# STATED TASK
Copy out the rows below word for word, starting at the first row and ending at the row that contains "bar-97 (265, 172, 276, 427)", with both of those rows included.

# SUPPLIED DATA
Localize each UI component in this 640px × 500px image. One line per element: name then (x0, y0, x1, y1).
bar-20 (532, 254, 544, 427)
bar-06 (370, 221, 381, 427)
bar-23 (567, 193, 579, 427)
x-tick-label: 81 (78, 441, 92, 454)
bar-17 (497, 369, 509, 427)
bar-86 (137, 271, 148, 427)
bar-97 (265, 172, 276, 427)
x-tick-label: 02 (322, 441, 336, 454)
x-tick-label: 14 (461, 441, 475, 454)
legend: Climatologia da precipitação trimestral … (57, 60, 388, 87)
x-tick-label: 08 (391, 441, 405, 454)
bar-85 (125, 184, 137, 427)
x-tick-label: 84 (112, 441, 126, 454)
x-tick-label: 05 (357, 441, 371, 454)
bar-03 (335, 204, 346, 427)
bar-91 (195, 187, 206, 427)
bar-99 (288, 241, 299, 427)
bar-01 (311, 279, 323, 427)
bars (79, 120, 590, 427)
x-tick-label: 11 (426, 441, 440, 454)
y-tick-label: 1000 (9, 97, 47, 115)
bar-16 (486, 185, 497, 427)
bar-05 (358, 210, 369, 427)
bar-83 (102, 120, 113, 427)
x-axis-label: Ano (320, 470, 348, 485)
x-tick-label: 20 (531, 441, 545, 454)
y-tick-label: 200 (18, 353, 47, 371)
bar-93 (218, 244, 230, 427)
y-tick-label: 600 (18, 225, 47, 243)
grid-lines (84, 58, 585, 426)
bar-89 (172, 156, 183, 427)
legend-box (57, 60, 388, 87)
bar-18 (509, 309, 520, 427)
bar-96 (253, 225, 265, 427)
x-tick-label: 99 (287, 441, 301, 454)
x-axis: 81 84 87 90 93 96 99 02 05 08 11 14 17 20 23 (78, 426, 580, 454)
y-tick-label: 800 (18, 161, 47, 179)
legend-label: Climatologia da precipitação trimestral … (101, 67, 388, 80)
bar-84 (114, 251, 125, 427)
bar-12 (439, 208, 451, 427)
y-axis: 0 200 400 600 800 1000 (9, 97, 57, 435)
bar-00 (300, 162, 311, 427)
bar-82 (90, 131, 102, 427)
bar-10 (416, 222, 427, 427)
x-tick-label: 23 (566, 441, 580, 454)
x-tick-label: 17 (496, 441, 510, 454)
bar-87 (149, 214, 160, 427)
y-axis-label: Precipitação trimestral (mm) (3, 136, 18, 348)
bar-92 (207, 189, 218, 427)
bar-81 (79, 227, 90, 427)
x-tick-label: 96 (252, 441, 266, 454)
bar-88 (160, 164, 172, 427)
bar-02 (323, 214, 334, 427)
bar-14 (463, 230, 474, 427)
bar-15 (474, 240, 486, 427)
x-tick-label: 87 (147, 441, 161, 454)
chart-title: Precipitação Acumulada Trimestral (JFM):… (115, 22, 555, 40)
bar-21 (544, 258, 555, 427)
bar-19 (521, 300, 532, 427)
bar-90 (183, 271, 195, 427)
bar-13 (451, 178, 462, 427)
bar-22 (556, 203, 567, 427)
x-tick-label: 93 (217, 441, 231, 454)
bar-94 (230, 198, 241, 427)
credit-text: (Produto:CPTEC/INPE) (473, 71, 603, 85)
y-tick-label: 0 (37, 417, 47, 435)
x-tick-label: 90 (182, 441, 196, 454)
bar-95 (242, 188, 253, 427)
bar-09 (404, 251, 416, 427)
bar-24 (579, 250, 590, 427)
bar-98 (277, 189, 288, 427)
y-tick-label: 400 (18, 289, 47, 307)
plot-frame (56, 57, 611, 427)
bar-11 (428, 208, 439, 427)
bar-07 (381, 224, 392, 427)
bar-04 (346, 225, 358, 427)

# WRITTEN SOLUTION
Localize each UI component in this 640px × 500px image. One line per element: name then (x0, y0, x1, y1).
bar-20 (532, 254, 544, 427)
bar-06 (370, 221, 381, 427)
bar-23 (567, 193, 579, 427)
x-tick-label: 81 (78, 441, 92, 454)
bar-17 (497, 369, 509, 427)
bar-86 (137, 271, 148, 427)
bar-97 (265, 172, 276, 427)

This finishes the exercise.